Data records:
-.-.-
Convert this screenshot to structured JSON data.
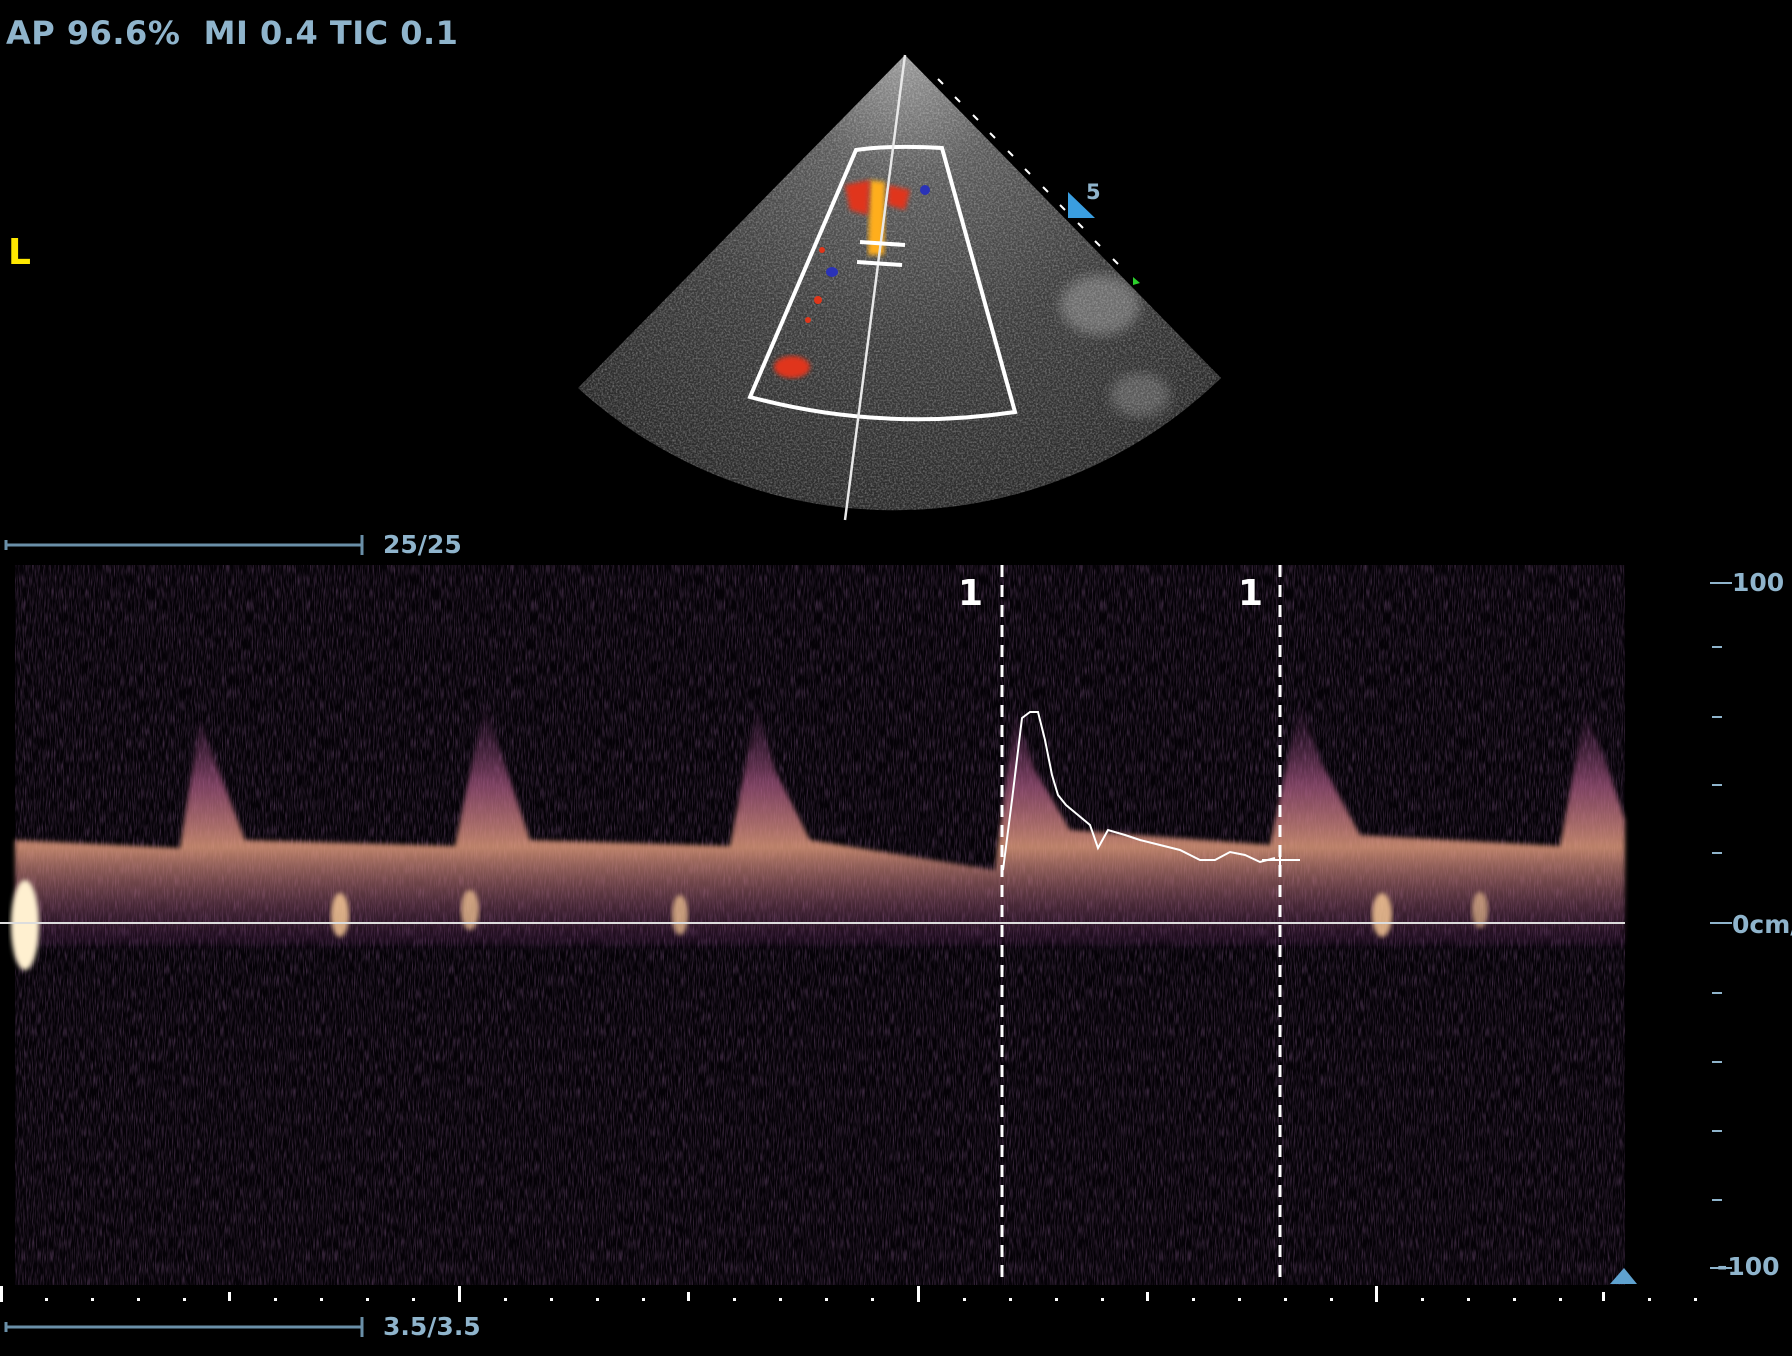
{
  "header": {
    "params_text": "AP 96.6%  MI 0.4 TIC 0.1"
  },
  "orientation_marker": "L",
  "focus_depth_label": "5",
  "scales": {
    "top_label": "25/25",
    "bottom_label": "3.5/3.5"
  },
  "velocity_axis": {
    "top_label": "100",
    "zero_label": "0cm/",
    "bottom_label": "-100"
  },
  "calipers": [
    {
      "label": "1"
    },
    {
      "label": "1"
    }
  ],
  "colors": {
    "label_blue": "#8fb4cc",
    "orientation_yellow": "#ffe800",
    "doppler_red": "#e0361a",
    "doppler_orange": "#ffae1e",
    "doppler_blue": "#2a32b8",
    "spectrum_purple": "#5a2a64"
  }
}
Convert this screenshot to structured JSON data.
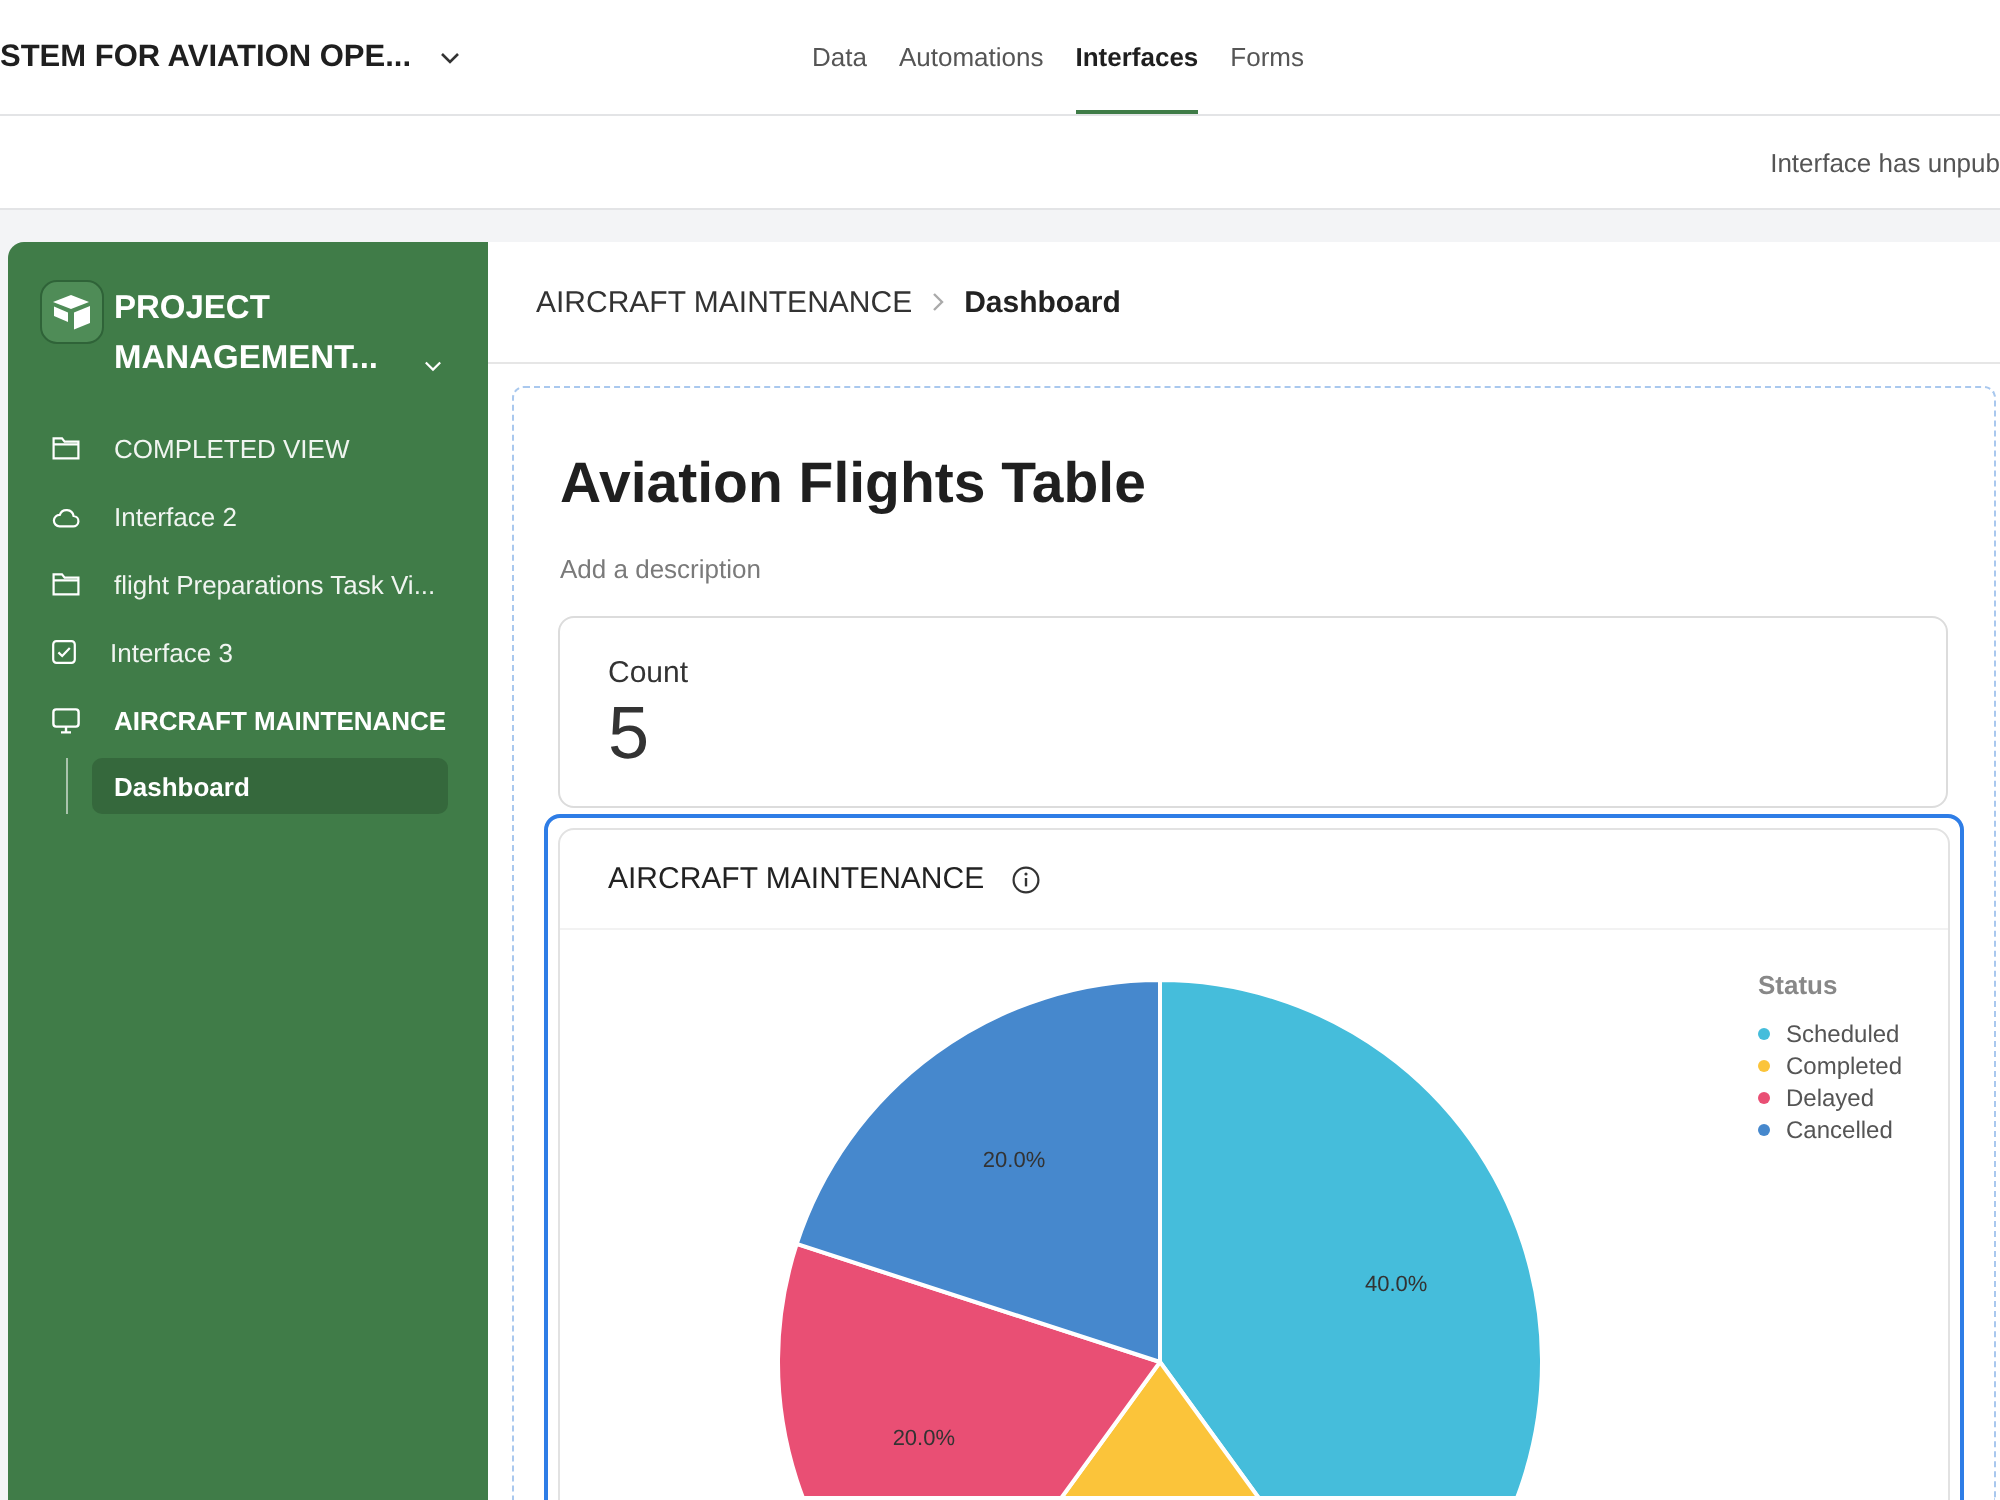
-.-.-
## Your objective
Every record above must be given again exactly; drop the pictures.

## The result
Convert this screenshot to structured JSON data.
{
  "header": {
    "params_text": "AP 96.6%  MI 0.4 TIC 0.1"
  },
  "orientation_marker": "L",
  "focus_depth_label": "5",
  "scales": {
    "top_label": "25/25",
    "bottom_label": "3.5/3.5"
  },
  "velocity_axis": {
    "top_label": "100",
    "zero_label": "0cm/",
    "bottom_label": "-100"
  },
  "calipers": [
    {
      "label": "1"
    },
    {
      "label": "1"
    }
  ],
  "colors": {
    "label_blue": "#8fb4cc",
    "orientation_yellow": "#ffe800",
    "doppler_red": "#e0361a",
    "doppler_orange": "#ffae1e",
    "doppler_blue": "#2a32b8",
    "spectrum_purple": "#5a2a64"
  }
}
Convert this screenshot to structured JSON data.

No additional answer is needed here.